DATA TO PROCESS:
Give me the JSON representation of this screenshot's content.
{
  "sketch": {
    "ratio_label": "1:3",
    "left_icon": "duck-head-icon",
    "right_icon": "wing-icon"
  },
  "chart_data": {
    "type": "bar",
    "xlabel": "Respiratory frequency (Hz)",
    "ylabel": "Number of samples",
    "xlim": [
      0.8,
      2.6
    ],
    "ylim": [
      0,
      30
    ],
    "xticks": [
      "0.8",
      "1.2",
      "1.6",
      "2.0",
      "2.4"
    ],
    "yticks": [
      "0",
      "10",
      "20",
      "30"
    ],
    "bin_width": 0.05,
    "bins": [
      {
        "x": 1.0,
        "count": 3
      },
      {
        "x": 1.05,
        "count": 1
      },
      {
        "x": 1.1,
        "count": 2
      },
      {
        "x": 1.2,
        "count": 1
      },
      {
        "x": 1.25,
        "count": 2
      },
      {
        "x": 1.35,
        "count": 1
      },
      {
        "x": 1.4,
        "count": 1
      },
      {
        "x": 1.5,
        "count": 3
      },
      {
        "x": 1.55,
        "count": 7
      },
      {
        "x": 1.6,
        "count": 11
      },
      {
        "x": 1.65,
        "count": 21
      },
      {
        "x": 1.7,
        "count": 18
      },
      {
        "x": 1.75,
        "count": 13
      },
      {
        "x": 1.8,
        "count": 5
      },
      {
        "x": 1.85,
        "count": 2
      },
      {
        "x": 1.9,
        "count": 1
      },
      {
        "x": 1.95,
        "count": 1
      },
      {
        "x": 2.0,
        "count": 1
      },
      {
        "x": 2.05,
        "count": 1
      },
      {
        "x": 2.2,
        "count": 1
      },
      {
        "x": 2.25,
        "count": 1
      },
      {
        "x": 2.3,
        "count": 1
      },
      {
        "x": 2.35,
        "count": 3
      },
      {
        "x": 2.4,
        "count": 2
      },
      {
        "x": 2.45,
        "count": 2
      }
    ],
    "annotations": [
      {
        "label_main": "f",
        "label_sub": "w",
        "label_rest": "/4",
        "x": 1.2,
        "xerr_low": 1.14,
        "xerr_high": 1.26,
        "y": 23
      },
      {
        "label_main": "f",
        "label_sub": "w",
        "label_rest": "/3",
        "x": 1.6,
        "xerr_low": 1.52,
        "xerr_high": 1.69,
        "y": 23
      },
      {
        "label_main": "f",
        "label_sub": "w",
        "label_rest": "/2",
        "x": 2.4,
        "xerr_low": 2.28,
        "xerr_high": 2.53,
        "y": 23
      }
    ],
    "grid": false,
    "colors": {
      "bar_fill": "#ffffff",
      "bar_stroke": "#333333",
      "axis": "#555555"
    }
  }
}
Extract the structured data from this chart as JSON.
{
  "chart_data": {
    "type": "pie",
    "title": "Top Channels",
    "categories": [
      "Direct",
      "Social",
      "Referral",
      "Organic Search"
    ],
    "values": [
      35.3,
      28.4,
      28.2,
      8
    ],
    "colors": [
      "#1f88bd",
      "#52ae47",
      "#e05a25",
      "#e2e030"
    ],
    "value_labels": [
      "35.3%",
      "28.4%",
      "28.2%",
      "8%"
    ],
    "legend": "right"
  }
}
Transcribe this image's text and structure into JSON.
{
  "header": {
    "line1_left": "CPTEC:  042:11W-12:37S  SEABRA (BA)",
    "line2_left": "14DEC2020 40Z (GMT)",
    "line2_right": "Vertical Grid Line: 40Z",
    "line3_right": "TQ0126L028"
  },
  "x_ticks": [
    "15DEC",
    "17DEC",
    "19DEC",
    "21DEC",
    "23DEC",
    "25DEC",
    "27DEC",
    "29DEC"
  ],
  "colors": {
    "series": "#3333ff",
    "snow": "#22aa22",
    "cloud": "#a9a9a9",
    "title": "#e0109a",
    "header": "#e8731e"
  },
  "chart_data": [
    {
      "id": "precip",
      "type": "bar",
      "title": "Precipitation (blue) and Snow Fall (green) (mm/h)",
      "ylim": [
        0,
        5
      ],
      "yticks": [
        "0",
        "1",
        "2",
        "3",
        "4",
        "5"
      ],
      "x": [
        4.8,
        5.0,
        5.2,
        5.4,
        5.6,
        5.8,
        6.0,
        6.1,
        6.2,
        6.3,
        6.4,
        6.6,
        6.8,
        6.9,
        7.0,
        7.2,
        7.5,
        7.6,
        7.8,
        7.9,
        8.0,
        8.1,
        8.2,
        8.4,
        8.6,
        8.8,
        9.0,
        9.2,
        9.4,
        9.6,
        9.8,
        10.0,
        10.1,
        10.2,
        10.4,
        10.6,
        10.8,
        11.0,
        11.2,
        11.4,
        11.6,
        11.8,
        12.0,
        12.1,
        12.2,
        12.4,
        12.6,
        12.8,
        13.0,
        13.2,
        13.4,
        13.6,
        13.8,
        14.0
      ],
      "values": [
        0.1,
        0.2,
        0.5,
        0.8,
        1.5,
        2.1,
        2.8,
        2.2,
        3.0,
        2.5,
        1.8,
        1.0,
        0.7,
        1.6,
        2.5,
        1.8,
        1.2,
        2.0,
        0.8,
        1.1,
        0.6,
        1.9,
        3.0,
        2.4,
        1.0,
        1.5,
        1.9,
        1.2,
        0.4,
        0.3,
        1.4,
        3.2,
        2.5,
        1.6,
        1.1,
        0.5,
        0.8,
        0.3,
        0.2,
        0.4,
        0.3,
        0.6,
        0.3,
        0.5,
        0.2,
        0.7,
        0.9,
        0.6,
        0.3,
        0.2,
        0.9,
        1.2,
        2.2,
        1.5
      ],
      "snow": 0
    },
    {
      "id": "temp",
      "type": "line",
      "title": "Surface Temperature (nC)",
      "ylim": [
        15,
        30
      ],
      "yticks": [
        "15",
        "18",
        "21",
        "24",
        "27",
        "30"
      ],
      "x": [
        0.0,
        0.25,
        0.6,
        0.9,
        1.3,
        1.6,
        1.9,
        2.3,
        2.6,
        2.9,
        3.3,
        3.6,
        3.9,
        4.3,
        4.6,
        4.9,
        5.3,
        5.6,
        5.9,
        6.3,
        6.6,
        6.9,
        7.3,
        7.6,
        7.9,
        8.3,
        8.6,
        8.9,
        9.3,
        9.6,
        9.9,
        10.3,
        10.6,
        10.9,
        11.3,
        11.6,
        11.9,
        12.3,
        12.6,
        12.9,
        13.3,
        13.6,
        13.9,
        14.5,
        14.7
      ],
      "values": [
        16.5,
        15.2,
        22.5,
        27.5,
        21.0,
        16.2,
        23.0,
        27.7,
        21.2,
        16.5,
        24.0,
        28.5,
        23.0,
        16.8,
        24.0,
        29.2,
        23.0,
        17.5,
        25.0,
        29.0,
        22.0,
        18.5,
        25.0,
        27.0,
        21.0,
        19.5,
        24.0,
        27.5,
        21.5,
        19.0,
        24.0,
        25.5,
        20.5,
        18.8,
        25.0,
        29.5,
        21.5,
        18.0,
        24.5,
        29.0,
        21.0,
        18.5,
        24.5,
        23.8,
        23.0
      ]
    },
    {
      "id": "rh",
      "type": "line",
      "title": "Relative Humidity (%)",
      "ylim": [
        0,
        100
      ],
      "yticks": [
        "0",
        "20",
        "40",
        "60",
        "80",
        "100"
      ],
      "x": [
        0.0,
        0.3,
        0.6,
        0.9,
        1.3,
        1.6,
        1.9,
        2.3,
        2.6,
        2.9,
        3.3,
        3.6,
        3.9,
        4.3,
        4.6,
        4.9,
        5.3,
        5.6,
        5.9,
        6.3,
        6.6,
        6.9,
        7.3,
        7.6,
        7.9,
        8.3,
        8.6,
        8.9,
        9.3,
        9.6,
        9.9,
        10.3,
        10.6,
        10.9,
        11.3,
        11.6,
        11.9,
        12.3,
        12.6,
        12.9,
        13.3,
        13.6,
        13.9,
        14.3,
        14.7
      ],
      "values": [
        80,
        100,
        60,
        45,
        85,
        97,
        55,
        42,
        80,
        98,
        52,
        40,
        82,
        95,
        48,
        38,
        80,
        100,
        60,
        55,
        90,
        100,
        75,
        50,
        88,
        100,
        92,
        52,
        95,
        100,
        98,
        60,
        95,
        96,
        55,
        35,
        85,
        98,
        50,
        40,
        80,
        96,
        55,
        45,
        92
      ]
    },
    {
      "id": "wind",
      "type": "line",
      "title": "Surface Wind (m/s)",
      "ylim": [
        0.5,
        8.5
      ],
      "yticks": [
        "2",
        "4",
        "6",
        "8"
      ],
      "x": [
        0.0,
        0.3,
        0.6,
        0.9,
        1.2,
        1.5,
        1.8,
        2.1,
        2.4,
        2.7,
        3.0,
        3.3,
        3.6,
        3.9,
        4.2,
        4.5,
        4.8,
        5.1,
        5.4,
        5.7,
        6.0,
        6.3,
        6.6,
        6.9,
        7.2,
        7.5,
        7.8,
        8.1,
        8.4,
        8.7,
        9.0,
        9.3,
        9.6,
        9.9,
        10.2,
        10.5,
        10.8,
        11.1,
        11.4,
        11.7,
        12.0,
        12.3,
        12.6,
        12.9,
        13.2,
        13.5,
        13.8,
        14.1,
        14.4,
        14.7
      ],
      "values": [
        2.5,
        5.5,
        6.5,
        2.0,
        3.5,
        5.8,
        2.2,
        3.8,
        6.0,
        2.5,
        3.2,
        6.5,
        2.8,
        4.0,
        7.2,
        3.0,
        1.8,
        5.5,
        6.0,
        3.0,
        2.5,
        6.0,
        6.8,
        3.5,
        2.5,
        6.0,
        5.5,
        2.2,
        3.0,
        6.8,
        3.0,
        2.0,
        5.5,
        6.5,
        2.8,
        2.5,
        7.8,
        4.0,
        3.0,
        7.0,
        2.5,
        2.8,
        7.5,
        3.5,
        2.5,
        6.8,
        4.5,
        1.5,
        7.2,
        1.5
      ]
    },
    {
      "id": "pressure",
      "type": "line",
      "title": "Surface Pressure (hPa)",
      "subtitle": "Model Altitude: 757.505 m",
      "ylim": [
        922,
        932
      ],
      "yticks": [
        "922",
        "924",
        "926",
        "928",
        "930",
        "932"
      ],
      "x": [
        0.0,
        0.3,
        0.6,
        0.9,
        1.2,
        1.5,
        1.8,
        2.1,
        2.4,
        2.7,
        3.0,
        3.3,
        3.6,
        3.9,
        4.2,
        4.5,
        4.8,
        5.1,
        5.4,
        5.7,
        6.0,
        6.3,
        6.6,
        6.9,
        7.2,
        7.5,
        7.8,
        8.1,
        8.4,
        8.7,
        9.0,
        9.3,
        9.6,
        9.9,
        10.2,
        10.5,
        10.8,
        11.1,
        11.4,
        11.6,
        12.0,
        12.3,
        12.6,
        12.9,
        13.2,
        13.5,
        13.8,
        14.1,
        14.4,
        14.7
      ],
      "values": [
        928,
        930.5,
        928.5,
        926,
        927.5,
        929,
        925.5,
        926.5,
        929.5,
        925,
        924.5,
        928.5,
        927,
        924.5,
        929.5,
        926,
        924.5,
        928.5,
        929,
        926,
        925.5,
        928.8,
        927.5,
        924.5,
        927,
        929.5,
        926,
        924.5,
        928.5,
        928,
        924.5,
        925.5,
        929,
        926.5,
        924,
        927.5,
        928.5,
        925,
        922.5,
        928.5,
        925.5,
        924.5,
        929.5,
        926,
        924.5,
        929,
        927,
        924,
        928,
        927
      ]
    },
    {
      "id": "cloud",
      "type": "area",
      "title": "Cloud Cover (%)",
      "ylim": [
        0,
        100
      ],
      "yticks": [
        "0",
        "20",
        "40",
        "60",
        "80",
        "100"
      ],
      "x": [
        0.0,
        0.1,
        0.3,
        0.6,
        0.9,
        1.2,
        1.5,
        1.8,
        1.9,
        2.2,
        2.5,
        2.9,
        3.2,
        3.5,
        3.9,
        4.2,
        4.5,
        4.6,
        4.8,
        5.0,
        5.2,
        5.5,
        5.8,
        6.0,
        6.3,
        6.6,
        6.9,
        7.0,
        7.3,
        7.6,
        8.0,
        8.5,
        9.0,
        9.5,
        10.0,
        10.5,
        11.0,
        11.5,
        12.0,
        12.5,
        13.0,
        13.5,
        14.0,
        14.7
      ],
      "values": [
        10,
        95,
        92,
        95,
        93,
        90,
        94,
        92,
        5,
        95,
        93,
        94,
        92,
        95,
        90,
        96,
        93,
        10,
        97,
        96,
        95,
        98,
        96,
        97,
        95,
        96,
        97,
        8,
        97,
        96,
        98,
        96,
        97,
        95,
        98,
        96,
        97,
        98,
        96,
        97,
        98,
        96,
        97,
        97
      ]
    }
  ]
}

DESCRIPTION OF THE TASK: Return every line above that contains the word "JSON".

COMPLETE RESPONSE:
Give me the JSON representation of this screenshot's content.
Extract the structured data from this chart as JSON.
Transcribe this image's text and structure into JSON.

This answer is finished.